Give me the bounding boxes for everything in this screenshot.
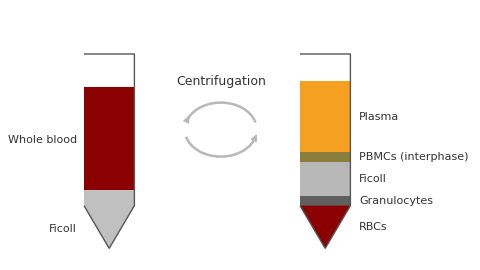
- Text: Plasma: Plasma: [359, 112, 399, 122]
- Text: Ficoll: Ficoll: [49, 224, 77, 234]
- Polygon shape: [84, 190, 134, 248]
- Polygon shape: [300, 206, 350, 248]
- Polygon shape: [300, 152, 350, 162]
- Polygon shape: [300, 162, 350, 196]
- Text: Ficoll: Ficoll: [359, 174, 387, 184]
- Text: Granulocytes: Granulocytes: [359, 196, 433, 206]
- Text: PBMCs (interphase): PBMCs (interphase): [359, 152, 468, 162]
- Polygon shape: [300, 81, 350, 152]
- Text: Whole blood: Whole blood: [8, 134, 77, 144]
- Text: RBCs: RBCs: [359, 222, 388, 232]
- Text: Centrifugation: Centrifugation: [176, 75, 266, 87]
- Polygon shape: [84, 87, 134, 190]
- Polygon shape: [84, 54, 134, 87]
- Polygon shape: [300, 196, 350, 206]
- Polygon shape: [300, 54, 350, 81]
····················
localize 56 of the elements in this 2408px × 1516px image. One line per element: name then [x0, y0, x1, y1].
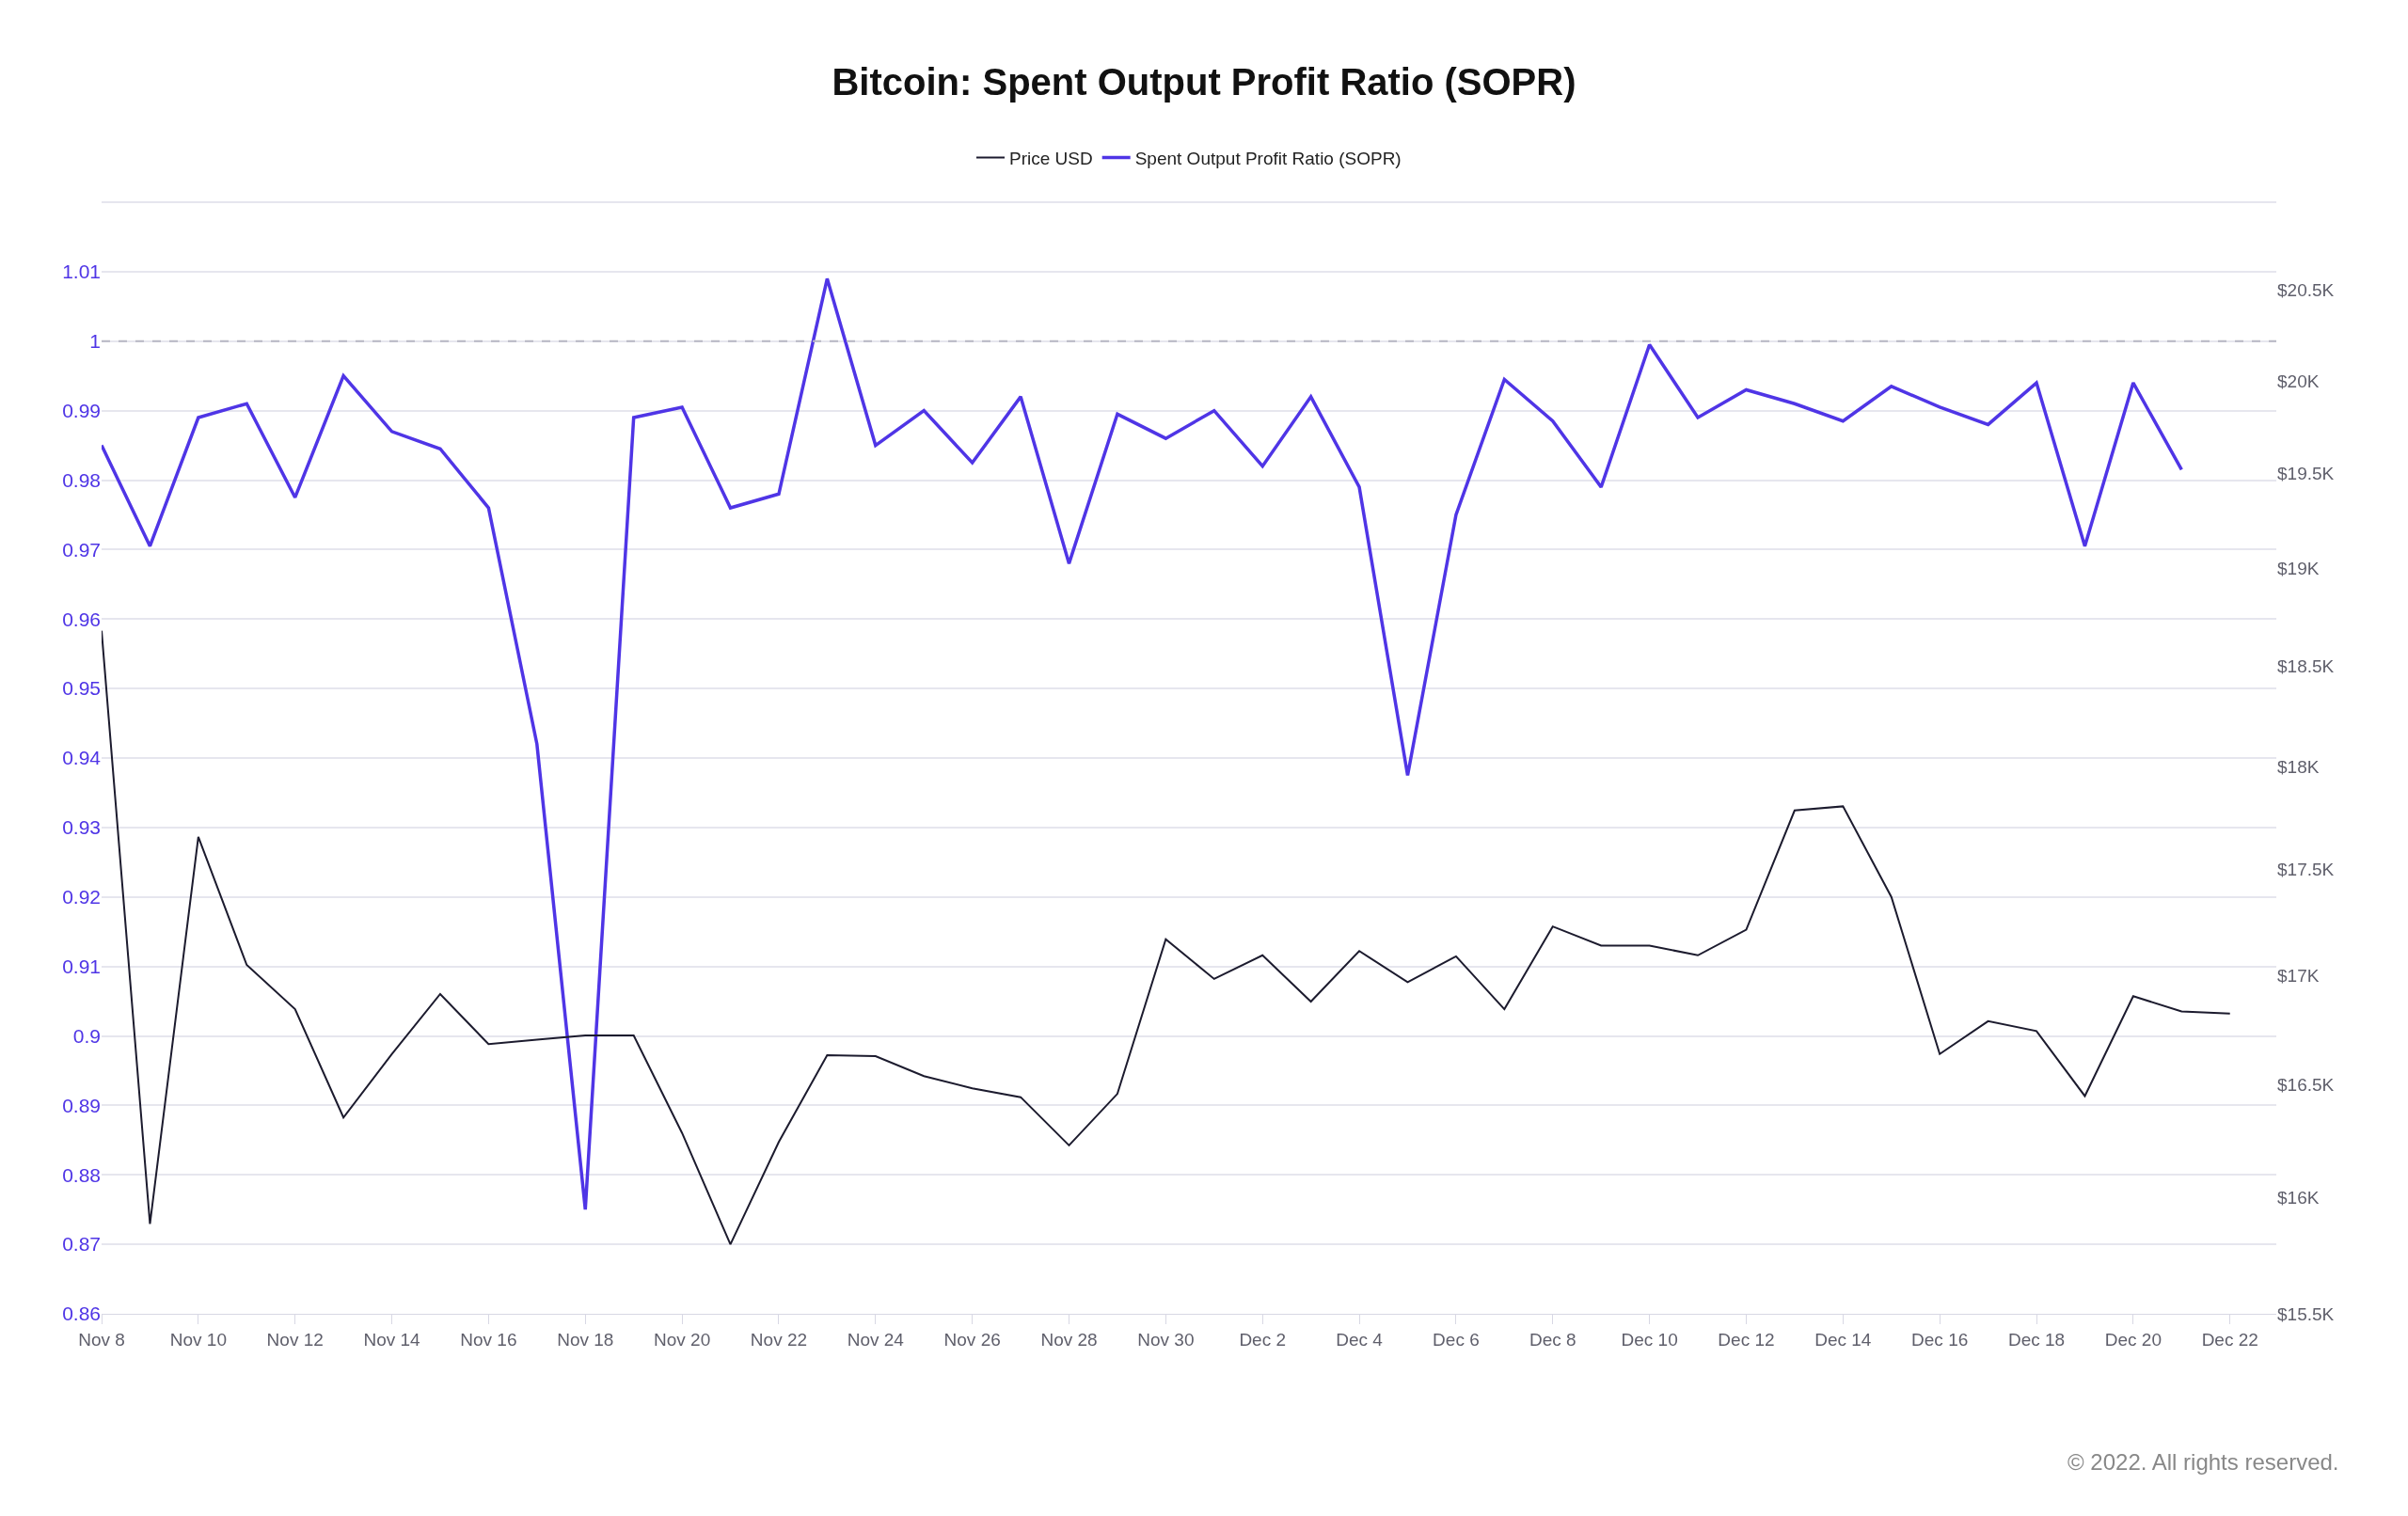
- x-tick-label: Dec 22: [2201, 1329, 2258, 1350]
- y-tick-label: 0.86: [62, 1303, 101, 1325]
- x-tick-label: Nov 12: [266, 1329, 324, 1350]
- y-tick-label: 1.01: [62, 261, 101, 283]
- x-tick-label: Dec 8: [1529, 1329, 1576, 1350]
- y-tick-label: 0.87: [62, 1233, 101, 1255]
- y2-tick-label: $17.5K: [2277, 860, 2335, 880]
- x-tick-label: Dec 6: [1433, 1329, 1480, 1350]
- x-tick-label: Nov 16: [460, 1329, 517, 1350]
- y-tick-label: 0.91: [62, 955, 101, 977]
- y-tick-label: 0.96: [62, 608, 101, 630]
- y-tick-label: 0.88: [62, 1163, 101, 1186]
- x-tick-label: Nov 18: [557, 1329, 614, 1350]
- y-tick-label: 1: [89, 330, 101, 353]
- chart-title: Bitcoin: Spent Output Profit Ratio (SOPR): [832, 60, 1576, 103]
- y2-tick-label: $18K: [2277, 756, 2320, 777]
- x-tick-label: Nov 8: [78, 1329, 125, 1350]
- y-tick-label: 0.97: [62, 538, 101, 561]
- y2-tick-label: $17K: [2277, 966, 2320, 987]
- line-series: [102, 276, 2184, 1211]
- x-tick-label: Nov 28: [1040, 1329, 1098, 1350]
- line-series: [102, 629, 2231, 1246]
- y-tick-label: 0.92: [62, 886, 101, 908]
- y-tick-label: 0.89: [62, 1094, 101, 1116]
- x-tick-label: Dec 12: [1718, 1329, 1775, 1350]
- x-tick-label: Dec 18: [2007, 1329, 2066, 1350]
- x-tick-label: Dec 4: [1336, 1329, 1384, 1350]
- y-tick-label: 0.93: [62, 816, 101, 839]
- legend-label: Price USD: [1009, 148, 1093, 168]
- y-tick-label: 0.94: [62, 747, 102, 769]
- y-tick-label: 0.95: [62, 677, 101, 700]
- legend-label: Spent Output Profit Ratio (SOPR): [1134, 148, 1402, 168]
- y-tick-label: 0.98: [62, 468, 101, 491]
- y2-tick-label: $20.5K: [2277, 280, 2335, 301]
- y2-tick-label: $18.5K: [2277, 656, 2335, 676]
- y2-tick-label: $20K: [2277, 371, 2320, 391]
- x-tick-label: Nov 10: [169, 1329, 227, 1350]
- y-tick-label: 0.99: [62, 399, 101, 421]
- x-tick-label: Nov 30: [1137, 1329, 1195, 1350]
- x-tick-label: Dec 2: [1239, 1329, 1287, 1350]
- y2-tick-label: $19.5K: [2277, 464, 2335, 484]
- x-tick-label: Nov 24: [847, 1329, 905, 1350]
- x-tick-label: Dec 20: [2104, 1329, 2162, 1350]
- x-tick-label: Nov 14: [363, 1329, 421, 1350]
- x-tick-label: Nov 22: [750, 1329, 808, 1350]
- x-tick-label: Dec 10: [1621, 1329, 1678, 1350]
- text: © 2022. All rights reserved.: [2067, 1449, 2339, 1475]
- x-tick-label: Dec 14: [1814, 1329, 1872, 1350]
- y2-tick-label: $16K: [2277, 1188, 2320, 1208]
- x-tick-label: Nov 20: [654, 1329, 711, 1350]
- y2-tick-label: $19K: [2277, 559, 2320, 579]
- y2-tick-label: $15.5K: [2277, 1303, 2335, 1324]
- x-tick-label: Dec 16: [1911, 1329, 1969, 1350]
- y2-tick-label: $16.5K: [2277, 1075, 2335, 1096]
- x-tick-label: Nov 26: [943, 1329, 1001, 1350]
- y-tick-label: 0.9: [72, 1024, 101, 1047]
····················
■ Set exercise:
Reproduce every line from the one containing "- x-tick-label: Dec 22: [2201, 1329, 2258, 1350]" down to the one containing "- y-tick-label: 1: [89, 330, 101, 353]", including both of those lines.

■ Response to the task:
- x-tick-label: Dec 22: [2201, 1329, 2258, 1350]
- y-tick-label: 0.86: [62, 1303, 101, 1325]
- x-tick-label: Nov 12: [266, 1329, 324, 1350]
- y-tick-label: 1.01: [62, 261, 101, 283]
- x-tick-label: Dec 8: [1529, 1329, 1576, 1350]
- y-tick-label: 0.87: [62, 1233, 101, 1255]
- y2-tick-label: $17.5K: [2277, 860, 2335, 880]
- x-tick-label: Dec 6: [1433, 1329, 1480, 1350]
- x-tick-label: Nov 16: [460, 1329, 517, 1350]
- y-tick-label: 0.91: [62, 955, 101, 977]
- y-tick-label: 0.96: [62, 608, 101, 630]
- y-tick-label: 0.88: [62, 1163, 101, 1186]
- x-tick-label: Nov 18: [557, 1329, 614, 1350]
- y-tick-label: 1: [89, 330, 101, 353]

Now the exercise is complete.